Extracted data
☆ ☆ ☆ ☆ ☆ ☆ ☆

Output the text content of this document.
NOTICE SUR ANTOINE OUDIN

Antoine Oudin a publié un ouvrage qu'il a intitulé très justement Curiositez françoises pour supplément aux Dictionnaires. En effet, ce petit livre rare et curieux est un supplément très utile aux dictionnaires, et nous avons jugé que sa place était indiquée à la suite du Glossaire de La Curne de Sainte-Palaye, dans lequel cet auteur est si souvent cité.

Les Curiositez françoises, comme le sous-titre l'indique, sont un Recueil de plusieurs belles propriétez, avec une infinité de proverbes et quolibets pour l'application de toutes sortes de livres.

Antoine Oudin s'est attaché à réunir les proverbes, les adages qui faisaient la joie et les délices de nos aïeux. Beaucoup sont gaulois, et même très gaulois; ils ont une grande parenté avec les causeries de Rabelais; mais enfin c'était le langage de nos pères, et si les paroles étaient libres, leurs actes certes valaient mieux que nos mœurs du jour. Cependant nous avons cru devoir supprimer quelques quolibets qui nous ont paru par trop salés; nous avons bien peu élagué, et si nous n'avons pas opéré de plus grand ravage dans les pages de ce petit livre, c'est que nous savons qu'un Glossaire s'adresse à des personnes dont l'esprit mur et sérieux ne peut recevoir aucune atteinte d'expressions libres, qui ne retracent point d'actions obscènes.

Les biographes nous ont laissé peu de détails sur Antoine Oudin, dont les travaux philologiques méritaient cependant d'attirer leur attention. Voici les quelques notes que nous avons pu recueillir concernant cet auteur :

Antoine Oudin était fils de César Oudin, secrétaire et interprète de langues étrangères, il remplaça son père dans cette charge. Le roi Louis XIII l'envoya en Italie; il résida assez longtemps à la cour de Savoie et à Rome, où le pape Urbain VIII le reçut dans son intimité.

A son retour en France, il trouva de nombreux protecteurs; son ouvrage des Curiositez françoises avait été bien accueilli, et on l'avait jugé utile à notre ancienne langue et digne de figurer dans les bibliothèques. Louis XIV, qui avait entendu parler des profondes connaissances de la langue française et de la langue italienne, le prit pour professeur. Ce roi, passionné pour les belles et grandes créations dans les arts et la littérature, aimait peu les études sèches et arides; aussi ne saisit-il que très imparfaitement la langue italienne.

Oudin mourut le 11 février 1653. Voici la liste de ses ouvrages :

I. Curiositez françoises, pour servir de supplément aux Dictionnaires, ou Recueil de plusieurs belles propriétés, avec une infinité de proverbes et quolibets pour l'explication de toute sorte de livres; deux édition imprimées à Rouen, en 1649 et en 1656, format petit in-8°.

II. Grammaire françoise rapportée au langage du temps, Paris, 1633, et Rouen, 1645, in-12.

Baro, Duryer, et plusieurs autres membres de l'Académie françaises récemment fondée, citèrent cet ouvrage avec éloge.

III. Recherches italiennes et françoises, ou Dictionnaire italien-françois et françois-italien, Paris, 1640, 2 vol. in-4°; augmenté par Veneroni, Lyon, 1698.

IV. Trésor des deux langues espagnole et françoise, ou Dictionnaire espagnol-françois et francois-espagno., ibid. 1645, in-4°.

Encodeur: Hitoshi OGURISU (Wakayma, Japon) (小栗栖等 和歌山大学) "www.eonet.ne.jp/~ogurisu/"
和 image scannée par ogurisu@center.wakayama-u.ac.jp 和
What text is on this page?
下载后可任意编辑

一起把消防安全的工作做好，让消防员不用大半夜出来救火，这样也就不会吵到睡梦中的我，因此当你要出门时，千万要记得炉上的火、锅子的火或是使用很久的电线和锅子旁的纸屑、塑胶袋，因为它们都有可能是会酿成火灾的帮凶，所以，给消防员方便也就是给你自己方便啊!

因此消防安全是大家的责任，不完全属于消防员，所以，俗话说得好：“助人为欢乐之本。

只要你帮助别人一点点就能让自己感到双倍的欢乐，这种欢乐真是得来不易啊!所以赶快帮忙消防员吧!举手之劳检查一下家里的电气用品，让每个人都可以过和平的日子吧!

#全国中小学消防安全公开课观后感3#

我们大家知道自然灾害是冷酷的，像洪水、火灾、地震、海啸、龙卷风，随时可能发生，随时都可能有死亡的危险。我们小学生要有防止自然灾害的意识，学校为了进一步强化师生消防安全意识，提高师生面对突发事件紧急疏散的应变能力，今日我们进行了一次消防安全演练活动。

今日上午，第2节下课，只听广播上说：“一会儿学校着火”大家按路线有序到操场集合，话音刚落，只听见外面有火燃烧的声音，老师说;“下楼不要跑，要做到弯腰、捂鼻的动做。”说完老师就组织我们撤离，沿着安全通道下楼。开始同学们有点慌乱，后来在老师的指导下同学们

☆ ☆ ☆ ☆ ☆ ☆ ☆

Objective
Copy all the lines, exactly.

Result of this task
Output the text content of this document.
NOTICE SUR ANTOINE OUDIN

Antoine Oudin a publié un ouvrage qu'il a intitulé très justement Curiositez françoises pour supplément aux Dictionnaires. En effet, ce petit livre rare et curieux est un supplément très utile aux dictionnaires, et nous avons jugé que sa place était indiquée à la suite du Glossaire de La Curne de Sainte-Palaye, dans lequel cet auteur est si souvent cité.

Les Curiositez françoises, comme le sous-titre l'indique, sont un Recueil de plusieurs belles propriétez, avec une infinité de proverbes et quolibets pour l'application de toutes sortes de livres.

Antoine Oudin s'est attaché à réunir les proverbes, les adages qui faisaient la joie et les délices de nos aïeux. Beaucoup sont gaulois, et même très gaulois; ils ont une grande parenté avec les causeries de Rabelais; mais enfin c'était le langage de nos pères, et si les paroles étaient libres, leurs actes certes valaient mieux que nos mœurs du jour. Cependant nous avons cru devoir supprimer quelques quolibets qui nous ont paru par trop salés; nous avons bien peu élagué, et si nous n'avons pas opéré de plus grand ravage dans les pages de ce petit livre, c'est que nous savons qu'un Glossaire s'adresse à des personnes dont l'esprit mur et sérieux ne peut recevoir aucune atteinte d'expressions libres, qui ne retracent point d'actions obscènes.

Les biographes nous ont laissé peu de détails sur Antoine Oudin, dont les travaux philologiques méritaient cependant d'attirer leur attention. Voici les quelques notes que nous avons pu recueillir concernant cet auteur :

Antoine Oudin était fils de César Oudin, secrétaire et interprète de langues étrangères, il remplaça son père dans cette charge. Le roi Louis XIII l'envoya en Italie; il résida assez longtemps à la cour de Savoie et à Rome, où le pape Urbain VIII le reçut dans son intimité.

A son retour en France, il trouva de nombreux protecteurs; son ouvrage des Curiositez françoises avait été bien accueilli, et on l'avait jugé utile à notre ancienne langue et digne de figurer dans les bibliothèques. Louis XIV, qui avait entendu parler des profondes connaissances de la langue française et de la langue italienne, le prit pour professeur. Ce roi, passionné pour les belles et grandes créations dans les arts et la littérature, aimait peu les études sèches et arides; aussi ne saisit-il que très imparfaitement la langue italienne.

Oudin mourut le 11 février 1653. Voici la liste de ses ouvrages :

I. Curiositez françoises, pour servir de supplément aux Dictionnaires, ou Recueil de plusieurs belles propriétés, avec une infinité de proverbes et quolibets pour l'explication de toute sorte de livres; deux édition imprimées à Rouen, en 1649 et en 1656, format petit in-8°.

II. Grammaire françoise rapportée au langage du temps, Paris, 1633, et Rouen, 1645, in-12.

Baro, Duryer, et plusieurs autres membres de l'Académie françaises récemment fondée, citèrent cet ouvrage avec éloge.

III. Recherches italiennes et françoises, ou Dictionnaire italien-françois et françois-italien, Paris, 1640, 2 vol. in-4°; augmenté par Veneroni, Lyon, 1698.

IV. Trésor des deux langues espagnole et françoise, ou Dictionnaire espagnol-françois et francois-espagno., ibid. 1645, in-4°.

Encodeur: Hitoshi OGURISU (Wakayma, Japon) (小栗栖等 和歌山大学) "www.eonet.ne.jp/~ogurisu/"
和 image scannée par ogurisu@center.wakayama-u.ac.jp 和
What text is on this page?
下载后可任意编辑

一起把消防安全的工作做好，让消防员不用大半夜出来救火，这样也就不会吵到睡梦中的我，因此当你要出门时，千万要记得炉上的火、锅子的火或是使用很久的电线和锅子旁的纸屑、塑胶袋，因为它们都有可能是会酿成火灾的帮凶，所以，给消防员方便也就是给你自己方便啊!

因此消防安全是大家的责任，不完全属于消防员，所以，俗话说得好：“助人为欢乐之本。

只要你帮助别人一点点就能让自己感到双倍的欢乐，这种欢乐真是得来不易啊!所以赶快帮忙消防员吧!举手之劳检查一下家里的电气用品，让每个人都可以过和平的日子吧!

#全国中小学消防安全公开课观后感3#

我们大家知道自然灾害是冷酷的，像洪水、火灾、地震、海啸、龙卷风，随时可能发生，随时都可能有死亡的危险。我们小学生要有防止自然灾害的意识，学校为了进一步强化师生消防安全意识，提高师生面对突发事件紧急疏散的应变能力，今日我们进行了一次消防安全演练活动。

今日上午，第2节下课，只听广播上说：“一会儿学校着火”大家按路线有序到操场集合，话音刚落，只听见外面有火燃烧的声音，老师说;“下楼不要跑，要做到弯腰、捂鼻的动做。”说完老师就组织我们撤离，沿着安全通道下楼。开始同学们有点慌乱，后来在老师的指导下同学们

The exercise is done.